WORK INSTRUCTIONS - Go through the material and tally the lines containing the string "titles". Give the total alone.

RAW DATA -
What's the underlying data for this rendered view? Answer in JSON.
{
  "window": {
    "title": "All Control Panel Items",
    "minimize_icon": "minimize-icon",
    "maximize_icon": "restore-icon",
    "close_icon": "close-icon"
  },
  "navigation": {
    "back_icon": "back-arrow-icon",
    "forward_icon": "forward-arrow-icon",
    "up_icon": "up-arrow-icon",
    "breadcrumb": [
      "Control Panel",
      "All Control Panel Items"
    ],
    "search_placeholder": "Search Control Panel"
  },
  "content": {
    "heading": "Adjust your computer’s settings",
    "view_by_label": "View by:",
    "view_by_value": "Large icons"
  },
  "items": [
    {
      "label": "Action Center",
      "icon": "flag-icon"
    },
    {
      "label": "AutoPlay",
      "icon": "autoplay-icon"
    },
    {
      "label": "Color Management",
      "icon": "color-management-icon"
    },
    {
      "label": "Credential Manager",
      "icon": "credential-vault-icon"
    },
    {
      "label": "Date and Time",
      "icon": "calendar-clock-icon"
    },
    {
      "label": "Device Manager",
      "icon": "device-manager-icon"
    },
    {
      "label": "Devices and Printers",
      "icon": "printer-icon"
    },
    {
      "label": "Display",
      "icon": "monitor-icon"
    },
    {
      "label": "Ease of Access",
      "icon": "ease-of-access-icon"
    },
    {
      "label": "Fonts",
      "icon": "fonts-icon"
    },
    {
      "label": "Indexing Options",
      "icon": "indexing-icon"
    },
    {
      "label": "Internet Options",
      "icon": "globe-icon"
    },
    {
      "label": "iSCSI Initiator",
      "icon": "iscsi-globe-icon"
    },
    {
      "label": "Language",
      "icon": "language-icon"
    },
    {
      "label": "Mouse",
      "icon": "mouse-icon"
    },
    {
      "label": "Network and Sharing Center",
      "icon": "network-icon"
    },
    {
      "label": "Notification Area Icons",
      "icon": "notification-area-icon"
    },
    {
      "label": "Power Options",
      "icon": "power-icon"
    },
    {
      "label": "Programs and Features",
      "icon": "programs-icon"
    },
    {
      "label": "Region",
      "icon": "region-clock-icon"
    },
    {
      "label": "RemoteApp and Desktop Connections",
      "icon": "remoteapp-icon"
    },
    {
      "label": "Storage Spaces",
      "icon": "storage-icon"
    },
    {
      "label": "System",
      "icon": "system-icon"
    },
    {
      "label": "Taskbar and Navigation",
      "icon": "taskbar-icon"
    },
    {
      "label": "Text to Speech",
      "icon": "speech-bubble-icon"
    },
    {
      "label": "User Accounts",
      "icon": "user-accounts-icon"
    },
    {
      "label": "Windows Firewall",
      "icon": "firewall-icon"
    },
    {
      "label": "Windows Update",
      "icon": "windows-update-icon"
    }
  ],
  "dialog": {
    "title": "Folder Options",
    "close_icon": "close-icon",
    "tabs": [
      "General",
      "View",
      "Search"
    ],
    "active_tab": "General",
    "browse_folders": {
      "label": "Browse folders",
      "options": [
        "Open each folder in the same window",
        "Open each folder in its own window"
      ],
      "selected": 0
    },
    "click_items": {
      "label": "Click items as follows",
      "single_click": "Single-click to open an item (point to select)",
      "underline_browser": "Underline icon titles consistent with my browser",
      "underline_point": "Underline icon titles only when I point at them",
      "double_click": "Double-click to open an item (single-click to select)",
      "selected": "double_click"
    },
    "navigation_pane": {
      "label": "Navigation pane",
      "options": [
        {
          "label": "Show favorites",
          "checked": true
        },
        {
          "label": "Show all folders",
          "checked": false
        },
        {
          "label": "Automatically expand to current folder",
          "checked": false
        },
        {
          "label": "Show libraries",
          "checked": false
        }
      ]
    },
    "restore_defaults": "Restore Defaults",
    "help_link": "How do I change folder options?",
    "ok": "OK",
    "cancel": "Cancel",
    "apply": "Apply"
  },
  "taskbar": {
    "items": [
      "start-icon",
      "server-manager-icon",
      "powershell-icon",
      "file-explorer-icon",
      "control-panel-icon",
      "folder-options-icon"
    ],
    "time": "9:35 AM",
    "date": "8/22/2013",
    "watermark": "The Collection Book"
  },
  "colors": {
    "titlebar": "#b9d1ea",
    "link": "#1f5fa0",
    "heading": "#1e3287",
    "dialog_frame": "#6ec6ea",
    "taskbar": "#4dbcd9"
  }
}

OUTPUT BELOW - 2